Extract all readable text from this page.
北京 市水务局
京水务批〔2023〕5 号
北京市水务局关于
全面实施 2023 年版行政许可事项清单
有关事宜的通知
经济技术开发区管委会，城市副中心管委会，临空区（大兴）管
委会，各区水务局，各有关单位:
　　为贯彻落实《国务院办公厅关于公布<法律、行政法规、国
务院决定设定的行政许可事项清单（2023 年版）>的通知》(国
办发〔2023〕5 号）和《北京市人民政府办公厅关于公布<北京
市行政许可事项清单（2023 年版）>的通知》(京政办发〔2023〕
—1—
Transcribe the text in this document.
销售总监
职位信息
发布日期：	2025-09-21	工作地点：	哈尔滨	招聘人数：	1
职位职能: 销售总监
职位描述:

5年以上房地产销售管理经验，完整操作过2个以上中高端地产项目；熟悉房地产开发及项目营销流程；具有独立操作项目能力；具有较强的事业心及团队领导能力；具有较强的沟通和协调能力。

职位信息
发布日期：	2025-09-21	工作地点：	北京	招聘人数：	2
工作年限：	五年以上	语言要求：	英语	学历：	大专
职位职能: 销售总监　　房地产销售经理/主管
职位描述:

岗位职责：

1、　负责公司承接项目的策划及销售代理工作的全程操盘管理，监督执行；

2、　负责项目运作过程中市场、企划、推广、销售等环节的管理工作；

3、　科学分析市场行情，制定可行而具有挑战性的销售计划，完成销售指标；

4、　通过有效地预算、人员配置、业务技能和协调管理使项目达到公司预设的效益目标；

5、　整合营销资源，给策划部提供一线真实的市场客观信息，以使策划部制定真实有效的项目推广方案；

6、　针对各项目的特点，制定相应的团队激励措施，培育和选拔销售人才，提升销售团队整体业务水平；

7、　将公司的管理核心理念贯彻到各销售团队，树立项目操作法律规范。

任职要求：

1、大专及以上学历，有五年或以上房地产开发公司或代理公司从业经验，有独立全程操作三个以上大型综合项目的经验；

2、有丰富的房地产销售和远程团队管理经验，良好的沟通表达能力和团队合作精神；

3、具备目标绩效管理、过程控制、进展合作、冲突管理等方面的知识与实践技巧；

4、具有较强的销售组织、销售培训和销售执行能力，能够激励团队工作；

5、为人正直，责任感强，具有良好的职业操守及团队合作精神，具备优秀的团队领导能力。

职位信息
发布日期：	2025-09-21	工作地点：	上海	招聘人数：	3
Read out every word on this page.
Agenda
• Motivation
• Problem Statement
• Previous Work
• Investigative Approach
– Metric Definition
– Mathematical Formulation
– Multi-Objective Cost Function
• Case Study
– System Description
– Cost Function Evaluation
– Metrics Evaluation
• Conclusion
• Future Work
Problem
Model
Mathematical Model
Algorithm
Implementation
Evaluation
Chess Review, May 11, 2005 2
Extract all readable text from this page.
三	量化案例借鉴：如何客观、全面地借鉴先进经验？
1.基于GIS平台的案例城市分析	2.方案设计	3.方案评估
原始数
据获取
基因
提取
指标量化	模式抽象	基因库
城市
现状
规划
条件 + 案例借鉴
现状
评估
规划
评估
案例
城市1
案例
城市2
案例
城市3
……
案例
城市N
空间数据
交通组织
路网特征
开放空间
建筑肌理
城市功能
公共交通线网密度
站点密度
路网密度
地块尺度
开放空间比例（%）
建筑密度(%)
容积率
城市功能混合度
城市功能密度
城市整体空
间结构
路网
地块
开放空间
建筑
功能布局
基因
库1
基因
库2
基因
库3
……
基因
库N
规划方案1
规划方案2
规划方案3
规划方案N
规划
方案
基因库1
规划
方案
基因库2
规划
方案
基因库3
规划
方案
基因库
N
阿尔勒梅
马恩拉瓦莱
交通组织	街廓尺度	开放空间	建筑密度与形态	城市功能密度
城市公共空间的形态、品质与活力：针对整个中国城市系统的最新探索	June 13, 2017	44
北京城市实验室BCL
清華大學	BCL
• • •
• Aim: Return every entry verbatim.

• Task answer:
Extract all readable text from this page.
北京 市水务局
京水务批〔2023〕5 号
北京市水务局关于
全面实施 2023 年版行政许可事项清单
有关事宜的通知
经济技术开发区管委会，城市副中心管委会，临空区（大兴）管
委会，各区水务局，各有关单位:
　　为贯彻落实《国务院办公厅关于公布<法律、行政法规、国
务院决定设定的行政许可事项清单（2023 年版）>的通知》(国
办发〔2023〕5 号）和《北京市人民政府办公厅关于公布<北京
市行政许可事项清单（2023 年版）>的通知》(京政办发〔2023〕
—1—
Transcribe the text in this document.
销售总监
职位信息
发布日期：	2025-09-21	工作地点：	哈尔滨	招聘人数：	1
职位职能: 销售总监
职位描述:

5年以上房地产销售管理经验，完整操作过2个以上中高端地产项目；熟悉房地产开发及项目营销流程；具有独立操作项目能力；具有较强的事业心及团队领导能力；具有较强的沟通和协调能力。

职位信息
发布日期：	2025-09-21	工作地点：	北京	招聘人数：	2
工作年限：	五年以上	语言要求：	英语	学历：	大专
职位职能: 销售总监　　房地产销售经理/主管
职位描述:

岗位职责：

1、　负责公司承接项目的策划及销售代理工作的全程操盘管理，监督执行；

2、　负责项目运作过程中市场、企划、推广、销售等环节的管理工作；

3、　科学分析市场行情，制定可行而具有挑战性的销售计划，完成销售指标；

4、　通过有效地预算、人员配置、业务技能和协调管理使项目达到公司预设的效益目标；

5、　整合营销资源，给策划部提供一线真实的市场客观信息，以使策划部制定真实有效的项目推广方案；

6、　针对各项目的特点，制定相应的团队激励措施，培育和选拔销售人才，提升销售团队整体业务水平；

7、　将公司的管理核心理念贯彻到各销售团队，树立项目操作法律规范。

任职要求：

1、大专及以上学历，有五年或以上房地产开发公司或代理公司从业经验，有独立全程操作三个以上大型综合项目的经验；

2、有丰富的房地产销售和远程团队管理经验，良好的沟通表达能力和团队合作精神；

3、具备目标绩效管理、过程控制、进展合作、冲突管理等方面的知识与实践技巧；

4、具有较强的销售组织、销售培训和销售执行能力，能够激励团队工作；

5、为人正直，责任感强，具有良好的职业操守及团队合作精神，具备优秀的团队领导能力。

职位信息
发布日期：	2025-09-21	工作地点：	上海	招聘人数：	3
Read out every word on this page.
Agenda
• Motivation
• Problem Statement
• Previous Work
• Investigative Approach
– Metric Definition
– Mathematical Formulation
– Multi-Objective Cost Function
• Case Study
– System Description
– Cost Function Evaluation
– Metrics Evaluation
• Conclusion
• Future Work
Problem
Model
Mathematical Model
Algorithm
Implementation
Evaluation
Chess Review, May 11, 2005 2
Extract all readable text from this page.
三	量化案例借鉴：如何客观、全面地借鉴先进经验？
1.基于GIS平台的案例城市分析	2.方案设计	3.方案评估
原始数
据获取
基因
提取
指标量化	模式抽象	基因库
城市
现状
规划
条件 + 案例借鉴
现状
评估
规划
评估
案例
城市1
案例
城市2
案例
城市3
……
案例
城市N
空间数据
交通组织
路网特征
开放空间
建筑肌理
城市功能
公共交通线网密度
站点密度
路网密度
地块尺度
开放空间比例（%）
建筑密度(%)
容积率
城市功能混合度
城市功能密度
城市整体空
间结构
路网
地块
开放空间
建筑
功能布局
基因
库1
基因
库2
基因
库3
……
基因
库N
规划方案1
规划方案2
规划方案3
规划方案N
规划
方案
基因库1
规划
方案
基因库2
规划
方案
基因库3
规划
方案
基因库
N
阿尔勒梅
马恩拉瓦莱
交通组织	街廓尺度	开放空间	建筑密度与形态	城市功能密度
城市公共空间的形态、品质与活力：针对整个中国城市系统的最新探索	June 13, 2017	44
北京城市实验室BCL
清華大學	BCL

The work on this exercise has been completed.